====== SOURCE RECORDS ======

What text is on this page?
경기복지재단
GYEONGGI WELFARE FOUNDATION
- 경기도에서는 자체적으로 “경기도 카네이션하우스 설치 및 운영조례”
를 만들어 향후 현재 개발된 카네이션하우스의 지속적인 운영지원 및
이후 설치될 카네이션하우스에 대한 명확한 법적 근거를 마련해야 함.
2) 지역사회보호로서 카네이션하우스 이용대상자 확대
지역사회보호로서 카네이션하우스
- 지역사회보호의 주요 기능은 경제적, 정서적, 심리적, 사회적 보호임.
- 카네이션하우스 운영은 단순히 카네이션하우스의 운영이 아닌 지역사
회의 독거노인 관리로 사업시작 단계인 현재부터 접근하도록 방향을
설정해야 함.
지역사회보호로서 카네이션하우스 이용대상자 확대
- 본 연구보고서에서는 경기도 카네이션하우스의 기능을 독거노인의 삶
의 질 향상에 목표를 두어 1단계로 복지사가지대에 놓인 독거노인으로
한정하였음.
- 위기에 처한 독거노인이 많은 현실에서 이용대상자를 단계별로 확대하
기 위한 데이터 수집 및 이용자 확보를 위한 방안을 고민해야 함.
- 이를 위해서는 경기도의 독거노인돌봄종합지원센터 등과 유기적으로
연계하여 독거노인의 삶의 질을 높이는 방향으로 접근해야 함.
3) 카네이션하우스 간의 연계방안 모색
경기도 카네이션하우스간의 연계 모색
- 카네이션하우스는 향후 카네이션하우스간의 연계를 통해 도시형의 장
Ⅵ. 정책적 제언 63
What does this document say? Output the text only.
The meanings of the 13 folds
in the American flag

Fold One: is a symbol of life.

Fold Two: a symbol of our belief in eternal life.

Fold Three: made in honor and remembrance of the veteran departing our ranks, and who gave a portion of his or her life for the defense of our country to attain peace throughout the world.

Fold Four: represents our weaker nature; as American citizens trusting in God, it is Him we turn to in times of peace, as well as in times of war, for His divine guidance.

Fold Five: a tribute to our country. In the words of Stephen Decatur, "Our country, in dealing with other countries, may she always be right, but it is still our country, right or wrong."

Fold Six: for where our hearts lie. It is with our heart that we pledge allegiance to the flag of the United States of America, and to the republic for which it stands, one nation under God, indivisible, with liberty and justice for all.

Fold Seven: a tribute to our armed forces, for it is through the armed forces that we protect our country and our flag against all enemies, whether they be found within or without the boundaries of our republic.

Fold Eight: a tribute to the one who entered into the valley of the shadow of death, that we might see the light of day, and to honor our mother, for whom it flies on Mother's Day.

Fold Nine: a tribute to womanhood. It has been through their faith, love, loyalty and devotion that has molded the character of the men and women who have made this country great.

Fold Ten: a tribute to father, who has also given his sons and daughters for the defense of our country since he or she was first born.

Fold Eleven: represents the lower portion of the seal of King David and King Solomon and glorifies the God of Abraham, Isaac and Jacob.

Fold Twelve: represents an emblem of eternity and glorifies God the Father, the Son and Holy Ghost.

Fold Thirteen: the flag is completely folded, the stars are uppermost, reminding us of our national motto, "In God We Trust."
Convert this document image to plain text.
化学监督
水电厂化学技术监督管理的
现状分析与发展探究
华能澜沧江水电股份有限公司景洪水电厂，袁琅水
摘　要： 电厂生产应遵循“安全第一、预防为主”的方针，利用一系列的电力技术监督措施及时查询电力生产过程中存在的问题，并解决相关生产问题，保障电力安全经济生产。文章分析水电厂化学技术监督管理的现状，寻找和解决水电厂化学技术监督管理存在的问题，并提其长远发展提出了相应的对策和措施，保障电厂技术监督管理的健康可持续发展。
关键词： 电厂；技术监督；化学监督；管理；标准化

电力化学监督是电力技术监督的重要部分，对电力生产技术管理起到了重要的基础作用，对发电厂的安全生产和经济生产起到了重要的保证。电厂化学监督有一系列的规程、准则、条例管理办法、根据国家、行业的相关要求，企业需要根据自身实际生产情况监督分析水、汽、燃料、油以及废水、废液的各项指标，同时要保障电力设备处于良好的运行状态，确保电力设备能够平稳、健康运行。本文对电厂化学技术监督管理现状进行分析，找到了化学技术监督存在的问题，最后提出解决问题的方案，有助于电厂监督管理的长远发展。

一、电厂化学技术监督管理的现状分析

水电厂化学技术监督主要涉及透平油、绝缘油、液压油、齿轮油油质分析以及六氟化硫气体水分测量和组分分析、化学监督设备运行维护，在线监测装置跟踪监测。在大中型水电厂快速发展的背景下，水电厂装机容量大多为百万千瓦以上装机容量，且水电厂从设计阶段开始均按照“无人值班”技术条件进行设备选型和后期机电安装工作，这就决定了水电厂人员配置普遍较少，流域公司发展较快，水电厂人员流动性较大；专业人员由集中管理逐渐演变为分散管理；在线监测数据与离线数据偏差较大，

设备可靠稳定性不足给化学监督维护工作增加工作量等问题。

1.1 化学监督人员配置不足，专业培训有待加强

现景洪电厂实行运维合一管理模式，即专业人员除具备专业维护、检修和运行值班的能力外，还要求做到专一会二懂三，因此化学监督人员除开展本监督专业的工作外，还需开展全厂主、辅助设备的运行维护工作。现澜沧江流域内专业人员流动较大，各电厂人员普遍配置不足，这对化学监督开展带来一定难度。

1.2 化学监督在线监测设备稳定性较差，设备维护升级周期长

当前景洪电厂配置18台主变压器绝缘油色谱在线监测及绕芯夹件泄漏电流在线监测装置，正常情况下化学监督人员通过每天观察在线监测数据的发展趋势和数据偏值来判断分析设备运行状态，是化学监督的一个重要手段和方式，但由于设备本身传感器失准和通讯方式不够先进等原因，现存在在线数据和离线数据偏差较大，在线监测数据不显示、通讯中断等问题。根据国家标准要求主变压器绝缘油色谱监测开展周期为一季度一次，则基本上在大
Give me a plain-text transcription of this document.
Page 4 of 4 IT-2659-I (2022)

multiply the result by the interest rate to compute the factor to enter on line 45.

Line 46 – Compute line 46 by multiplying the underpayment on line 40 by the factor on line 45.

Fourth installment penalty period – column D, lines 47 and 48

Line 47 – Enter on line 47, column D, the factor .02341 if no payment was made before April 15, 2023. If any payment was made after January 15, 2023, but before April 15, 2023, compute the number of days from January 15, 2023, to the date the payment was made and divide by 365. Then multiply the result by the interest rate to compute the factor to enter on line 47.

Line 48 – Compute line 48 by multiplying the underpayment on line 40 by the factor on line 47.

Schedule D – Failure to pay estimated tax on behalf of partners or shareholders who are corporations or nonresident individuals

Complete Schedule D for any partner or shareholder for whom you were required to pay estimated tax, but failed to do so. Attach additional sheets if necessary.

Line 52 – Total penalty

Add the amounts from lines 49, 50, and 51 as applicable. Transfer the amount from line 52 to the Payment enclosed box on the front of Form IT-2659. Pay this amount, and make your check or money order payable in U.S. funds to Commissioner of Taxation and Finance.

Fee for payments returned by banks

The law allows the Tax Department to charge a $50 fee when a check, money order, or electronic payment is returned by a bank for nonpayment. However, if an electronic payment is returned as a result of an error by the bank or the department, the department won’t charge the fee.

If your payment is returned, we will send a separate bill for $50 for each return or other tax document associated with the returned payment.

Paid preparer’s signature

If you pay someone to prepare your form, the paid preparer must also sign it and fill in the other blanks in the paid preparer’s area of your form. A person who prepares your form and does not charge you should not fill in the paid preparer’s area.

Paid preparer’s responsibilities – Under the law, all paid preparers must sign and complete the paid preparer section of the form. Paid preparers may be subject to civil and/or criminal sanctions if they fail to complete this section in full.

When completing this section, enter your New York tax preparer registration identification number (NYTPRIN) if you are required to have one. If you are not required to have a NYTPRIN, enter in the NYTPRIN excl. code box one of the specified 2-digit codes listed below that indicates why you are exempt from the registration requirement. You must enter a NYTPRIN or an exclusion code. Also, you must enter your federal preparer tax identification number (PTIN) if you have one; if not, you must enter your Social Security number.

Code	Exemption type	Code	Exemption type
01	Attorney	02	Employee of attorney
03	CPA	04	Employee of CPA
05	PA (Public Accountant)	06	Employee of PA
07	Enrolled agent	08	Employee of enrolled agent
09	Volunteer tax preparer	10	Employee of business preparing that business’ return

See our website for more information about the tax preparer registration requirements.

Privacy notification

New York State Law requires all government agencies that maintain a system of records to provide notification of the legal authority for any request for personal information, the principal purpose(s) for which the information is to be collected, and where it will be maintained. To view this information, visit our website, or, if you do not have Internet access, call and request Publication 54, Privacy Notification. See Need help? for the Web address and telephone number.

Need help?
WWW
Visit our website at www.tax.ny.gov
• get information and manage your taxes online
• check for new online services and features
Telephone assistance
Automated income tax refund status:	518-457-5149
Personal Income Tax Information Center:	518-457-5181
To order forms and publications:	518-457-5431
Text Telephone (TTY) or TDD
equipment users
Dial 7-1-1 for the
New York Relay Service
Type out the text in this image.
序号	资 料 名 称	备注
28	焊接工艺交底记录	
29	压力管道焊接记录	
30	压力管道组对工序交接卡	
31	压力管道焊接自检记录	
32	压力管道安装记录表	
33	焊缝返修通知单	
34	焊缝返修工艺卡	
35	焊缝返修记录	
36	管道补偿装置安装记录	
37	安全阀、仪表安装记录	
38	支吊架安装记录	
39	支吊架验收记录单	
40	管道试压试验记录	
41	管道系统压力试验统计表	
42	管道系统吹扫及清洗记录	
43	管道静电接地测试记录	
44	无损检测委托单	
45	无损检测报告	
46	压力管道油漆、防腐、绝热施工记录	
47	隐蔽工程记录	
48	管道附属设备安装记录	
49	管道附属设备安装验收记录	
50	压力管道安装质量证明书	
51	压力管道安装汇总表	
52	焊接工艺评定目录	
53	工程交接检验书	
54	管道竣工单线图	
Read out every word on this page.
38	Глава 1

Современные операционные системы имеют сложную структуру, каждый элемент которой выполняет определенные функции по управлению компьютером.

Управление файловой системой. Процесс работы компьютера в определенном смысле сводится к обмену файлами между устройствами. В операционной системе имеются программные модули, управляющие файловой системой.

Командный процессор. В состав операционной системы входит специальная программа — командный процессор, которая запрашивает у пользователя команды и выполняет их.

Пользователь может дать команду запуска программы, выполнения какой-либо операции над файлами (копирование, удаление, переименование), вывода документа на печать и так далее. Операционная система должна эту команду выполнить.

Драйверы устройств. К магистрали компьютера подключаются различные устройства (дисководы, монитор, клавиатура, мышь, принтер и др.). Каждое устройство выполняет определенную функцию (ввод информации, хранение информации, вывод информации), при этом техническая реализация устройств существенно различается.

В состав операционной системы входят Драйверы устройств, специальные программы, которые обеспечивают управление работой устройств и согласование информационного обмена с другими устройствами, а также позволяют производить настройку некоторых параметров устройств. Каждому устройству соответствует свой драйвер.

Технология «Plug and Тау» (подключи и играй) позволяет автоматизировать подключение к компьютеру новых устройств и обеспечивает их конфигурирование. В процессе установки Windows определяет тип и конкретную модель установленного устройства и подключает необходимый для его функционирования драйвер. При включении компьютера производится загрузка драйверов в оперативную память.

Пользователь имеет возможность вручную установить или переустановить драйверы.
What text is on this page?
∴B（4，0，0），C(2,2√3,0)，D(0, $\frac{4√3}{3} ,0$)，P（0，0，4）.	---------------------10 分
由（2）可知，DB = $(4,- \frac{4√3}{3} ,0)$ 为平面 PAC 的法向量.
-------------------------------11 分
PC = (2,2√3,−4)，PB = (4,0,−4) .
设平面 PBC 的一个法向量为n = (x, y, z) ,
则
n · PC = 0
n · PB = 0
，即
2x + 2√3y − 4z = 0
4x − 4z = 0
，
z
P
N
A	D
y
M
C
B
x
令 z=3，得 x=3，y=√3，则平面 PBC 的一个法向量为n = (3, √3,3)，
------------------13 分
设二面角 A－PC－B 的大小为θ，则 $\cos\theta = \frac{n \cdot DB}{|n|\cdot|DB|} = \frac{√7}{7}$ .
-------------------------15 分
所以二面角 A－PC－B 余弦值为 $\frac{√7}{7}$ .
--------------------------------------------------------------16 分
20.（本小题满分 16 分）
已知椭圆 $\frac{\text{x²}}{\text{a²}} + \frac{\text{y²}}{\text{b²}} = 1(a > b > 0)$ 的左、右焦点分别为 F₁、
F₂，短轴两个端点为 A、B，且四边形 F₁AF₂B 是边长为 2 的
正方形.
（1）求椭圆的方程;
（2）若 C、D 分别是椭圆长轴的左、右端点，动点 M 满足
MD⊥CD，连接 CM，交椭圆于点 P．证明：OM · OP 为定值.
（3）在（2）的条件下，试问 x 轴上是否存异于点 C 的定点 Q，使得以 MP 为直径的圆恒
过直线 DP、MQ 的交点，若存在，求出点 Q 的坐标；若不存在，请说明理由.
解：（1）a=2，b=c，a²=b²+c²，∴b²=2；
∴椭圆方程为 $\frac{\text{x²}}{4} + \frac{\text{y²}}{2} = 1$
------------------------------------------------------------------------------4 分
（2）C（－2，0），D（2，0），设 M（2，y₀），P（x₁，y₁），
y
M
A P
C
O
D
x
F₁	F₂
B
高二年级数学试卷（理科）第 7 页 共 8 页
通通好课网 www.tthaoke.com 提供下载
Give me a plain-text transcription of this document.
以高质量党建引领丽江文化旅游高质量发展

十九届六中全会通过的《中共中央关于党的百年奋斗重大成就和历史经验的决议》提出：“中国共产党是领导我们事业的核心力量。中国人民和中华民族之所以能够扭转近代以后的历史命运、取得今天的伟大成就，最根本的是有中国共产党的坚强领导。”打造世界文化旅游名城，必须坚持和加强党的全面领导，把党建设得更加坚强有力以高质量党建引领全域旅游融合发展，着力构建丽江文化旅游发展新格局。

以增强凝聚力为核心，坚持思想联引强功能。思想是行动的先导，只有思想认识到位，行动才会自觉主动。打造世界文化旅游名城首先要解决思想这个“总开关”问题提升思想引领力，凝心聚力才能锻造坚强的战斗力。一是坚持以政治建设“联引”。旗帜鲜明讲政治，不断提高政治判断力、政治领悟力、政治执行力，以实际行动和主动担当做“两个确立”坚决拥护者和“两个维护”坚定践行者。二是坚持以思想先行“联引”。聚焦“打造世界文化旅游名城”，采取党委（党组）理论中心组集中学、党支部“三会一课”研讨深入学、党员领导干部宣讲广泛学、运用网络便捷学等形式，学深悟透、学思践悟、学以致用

======

_DIRECTIONS_
Report only the number of lines that hold the word "Schedule".

_OUTPUT OF THE EXERCISE_
2